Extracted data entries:
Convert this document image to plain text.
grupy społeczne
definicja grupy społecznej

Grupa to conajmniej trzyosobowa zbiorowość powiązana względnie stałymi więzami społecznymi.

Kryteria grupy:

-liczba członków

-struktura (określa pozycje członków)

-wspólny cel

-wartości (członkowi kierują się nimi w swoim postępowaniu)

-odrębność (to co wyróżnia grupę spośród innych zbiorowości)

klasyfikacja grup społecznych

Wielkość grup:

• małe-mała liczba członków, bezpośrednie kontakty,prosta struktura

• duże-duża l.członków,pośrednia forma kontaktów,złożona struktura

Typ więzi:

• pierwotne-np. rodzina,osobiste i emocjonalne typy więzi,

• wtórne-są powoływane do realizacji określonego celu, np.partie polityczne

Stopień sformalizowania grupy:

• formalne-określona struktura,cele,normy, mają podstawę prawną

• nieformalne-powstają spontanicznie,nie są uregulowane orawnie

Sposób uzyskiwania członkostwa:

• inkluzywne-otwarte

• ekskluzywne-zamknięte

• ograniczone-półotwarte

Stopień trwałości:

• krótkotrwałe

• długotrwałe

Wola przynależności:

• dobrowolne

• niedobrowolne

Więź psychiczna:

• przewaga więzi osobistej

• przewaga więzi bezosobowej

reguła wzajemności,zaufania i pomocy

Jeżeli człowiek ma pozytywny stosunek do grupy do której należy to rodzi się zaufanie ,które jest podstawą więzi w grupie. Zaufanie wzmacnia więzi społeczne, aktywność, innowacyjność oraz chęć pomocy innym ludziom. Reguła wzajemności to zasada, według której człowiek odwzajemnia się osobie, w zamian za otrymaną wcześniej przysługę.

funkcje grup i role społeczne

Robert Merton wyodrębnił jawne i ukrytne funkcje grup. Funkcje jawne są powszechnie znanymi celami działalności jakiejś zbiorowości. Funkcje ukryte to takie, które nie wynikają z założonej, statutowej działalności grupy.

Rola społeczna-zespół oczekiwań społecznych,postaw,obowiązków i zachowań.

* [What the task requires]: Show the data once more, exactly as it was written.

* [Worked solution]:
Convert this document image to plain text.
grupy społeczne
definicja grupy społecznej

Grupa to conajmniej trzyosobowa zbiorowość powiązana względnie stałymi więzami społecznymi.

Kryteria grupy:

-liczba członków

-struktura (określa pozycje członków)

-wspólny cel

-wartości (członkowi kierują się nimi w swoim postępowaniu)

-odrębność (to co wyróżnia grupę spośród innych zbiorowości)

klasyfikacja grup społecznych

Wielkość grup:

• małe-mała liczba członków, bezpośrednie kontakty,prosta struktura

• duże-duża l.członków,pośrednia forma kontaktów,złożona struktura

Typ więzi:

• pierwotne-np. rodzina,osobiste i emocjonalne typy więzi,

• wtórne-są powoływane do realizacji określonego celu, np.partie polityczne

Stopień sformalizowania grupy:

• formalne-określona struktura,cele,normy, mają podstawę prawną

• nieformalne-powstają spontanicznie,nie są uregulowane orawnie

Sposób uzyskiwania członkostwa:

• inkluzywne-otwarte

• ekskluzywne-zamknięte

• ograniczone-półotwarte

Stopień trwałości:

• krótkotrwałe

• długotrwałe

Wola przynależności:

• dobrowolne

• niedobrowolne

Więź psychiczna:

• przewaga więzi osobistej

• przewaga więzi bezosobowej

reguła wzajemności,zaufania i pomocy

Jeżeli człowiek ma pozytywny stosunek do grupy do której należy to rodzi się zaufanie ,które jest podstawą więzi w grupie. Zaufanie wzmacnia więzi społeczne, aktywność, innowacyjność oraz chęć pomocy innym ludziom. Reguła wzajemności to zasada, według której człowiek odwzajemnia się osobie, w zamian za otrymaną wcześniej przysługę.

funkcje grup i role społeczne

Robert Merton wyodrębnił jawne i ukrytne funkcje grup. Funkcje jawne są powszechnie znanymi celami działalności jakiejś zbiorowości. Funkcje ukryte to takie, które nie wynikają z założonej, statutowej działalności grupy.

Rola społeczna-zespół oczekiwań społecznych,postaw,obowiązków i zachowań.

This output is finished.